» **What is asked**: From the listing that follows, extract every line and set it down unaltered.

» **Task input**:
··········
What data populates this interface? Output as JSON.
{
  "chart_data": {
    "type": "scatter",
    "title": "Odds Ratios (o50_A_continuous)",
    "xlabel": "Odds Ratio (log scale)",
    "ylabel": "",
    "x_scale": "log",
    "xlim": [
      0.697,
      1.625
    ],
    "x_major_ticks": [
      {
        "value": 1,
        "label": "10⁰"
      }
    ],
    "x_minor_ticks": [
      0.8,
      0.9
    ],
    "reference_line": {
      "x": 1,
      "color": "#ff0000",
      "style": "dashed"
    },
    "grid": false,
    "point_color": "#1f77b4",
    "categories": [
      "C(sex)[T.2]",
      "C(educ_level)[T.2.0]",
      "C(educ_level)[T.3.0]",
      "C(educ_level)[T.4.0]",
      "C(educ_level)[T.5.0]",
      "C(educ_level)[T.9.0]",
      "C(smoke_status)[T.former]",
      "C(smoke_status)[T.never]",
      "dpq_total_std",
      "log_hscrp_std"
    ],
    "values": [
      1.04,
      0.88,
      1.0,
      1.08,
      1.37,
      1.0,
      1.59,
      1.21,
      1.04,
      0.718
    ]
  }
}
··········
» **Exercise output**:
What data populates this interface? Output as JSON.
{
  "chart_data": {
    "type": "scatter",
    "title": "Odds Ratios (o50_A_continuous)",
    "xlabel": "Odds Ratio (log scale)",
    "ylabel": "",
    "x_scale": "log",
    "xlim": [
      0.697,
      1.625
    ],
    "x_major_ticks": [
      {
        "value": 1,
        "label": "10⁰"
      }
    ],
    "x_minor_ticks": [
      0.8,
      0.9
    ],
    "reference_line": {
      "x": 1,
      "color": "#ff0000",
      "style": "dashed"
    },
    "grid": false,
    "point_color": "#1f77b4",
    "categories": [
      "C(sex)[T.2]",
      "C(educ_level)[T.2.0]",
      "C(educ_level)[T.3.0]",
      "C(educ_level)[T.4.0]",
      "C(educ_level)[T.5.0]",
      "C(educ_level)[T.9.0]",
      "C(smoke_status)[T.former]",
      "C(smoke_status)[T.never]",
      "dpq_total_std",
      "log_hscrp_std"
    ],
    "values": [
      1.04,
      0.88,
      1.0,
      1.08,
      1.37,
      1.0,
      1.59,
      1.21,
      1.04,
      0.718
    ]
  }
}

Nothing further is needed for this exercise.